==== Supplied records ====
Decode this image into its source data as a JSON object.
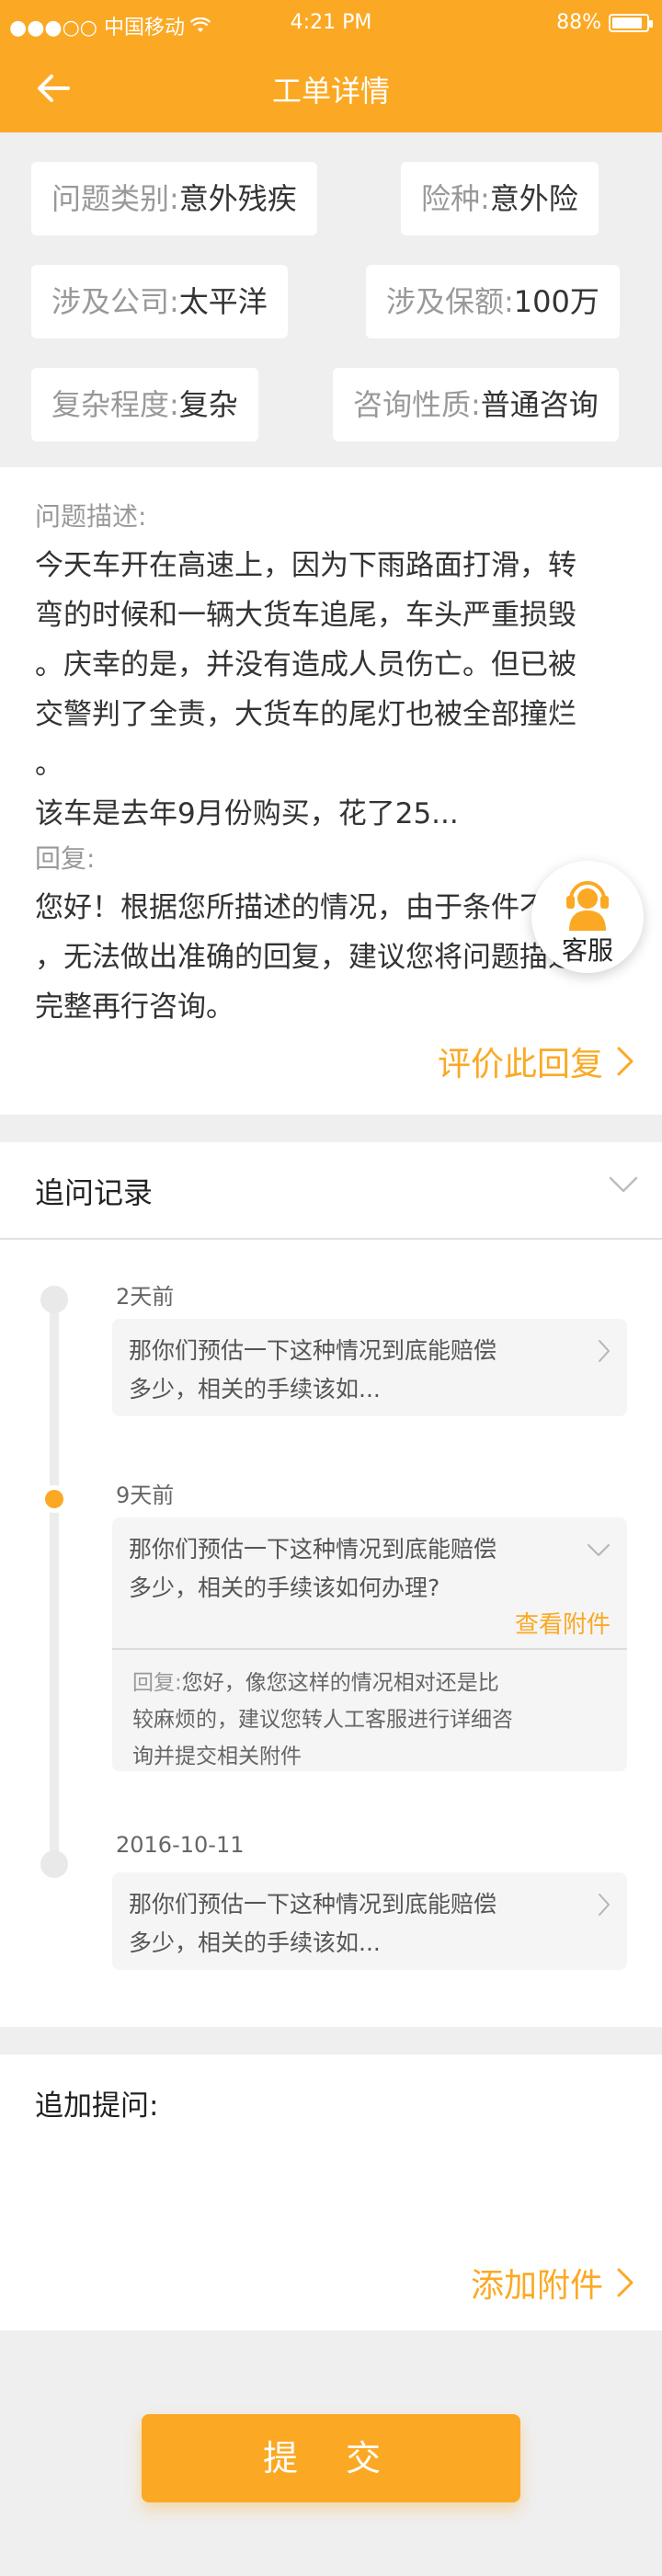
{
  "status": {
    "carrier": "●●●○○ 中国移动",
    "time": "4:21 PM",
    "battery": "88%",
    "battery_level": 0.88
  },
  "nav": {
    "title": "工单详情"
  },
  "tags": [
    {
      "key": "问题类别:",
      "value": "意外残疾"
    },
    {
      "key": "险种:",
      "value": "意外险"
    },
    {
      "key": "涉及公司:",
      "value": "太平洋"
    },
    {
      "key": "涉及保额:",
      "value": "100万"
    },
    {
      "key": "复杂程度:",
      "value": "复杂"
    },
    {
      "key": "咨询性质:",
      "value": "普通咨询"
    }
  ],
  "description": {
    "label": "问题描述:",
    "lines": [
      "今天车开在高速上，因为下雨路面打滑，转",
      "弯的时候和一辆大货车追尾，车头严重损毁",
      "。庆幸的是，并没有造成人员伤亡。但已被",
      "交警判了全责，大货车的尾灯也被全部撞烂",
      "。",
      "该车是去年9月份购买，花了25..."
    ],
    "reply_label": "回复:",
    "reply_lines": [
      "您好！根据您所描述的情况，由于条件不足",
      "，无法做出准确的回复，建议您将问题描述",
      "完整再行咨询。"
    ],
    "rate_label": "评价此回复"
  },
  "service": {
    "label": "客服"
  },
  "followups": {
    "title": "追问记录",
    "items": [
      {
        "date": "2天前",
        "text_lines": [
          "那你们预估一下这种情况到底能赔偿",
          "多少，相关的手续该如..."
        ]
      },
      {
        "date": "9天前",
        "text_lines": [
          "那你们预估一下这种情况到底能赔偿",
          "多少，相关的手续该如何办理?"
        ],
        "attachment_label": "查看附件",
        "reply_key": "回复:",
        "reply_lines": [
          "您好，像您这样的情况相对还是比",
          "较麻烦的，建议您转人工客服进行详细咨",
          "询并提交相关附件"
        ]
      },
      {
        "date": "2016-10-11",
        "text_lines": [
          "那你们预估一下这种情况到底能赔偿",
          "多少，相关的手续该如..."
        ]
      }
    ]
  },
  "ask": {
    "title": "追加提问:",
    "value": "",
    "attach_label": "添加附件"
  },
  "submit_label": "提 交"
}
====
Directive: Where a line above contains the word "value", copy that line.

The output:
      "value": "意外残疾"
      "value": "意外险"
      "value": "太平洋"
      "value": "100万"
      "value": "复杂"
      "value": "普通咨询"
    "value": "",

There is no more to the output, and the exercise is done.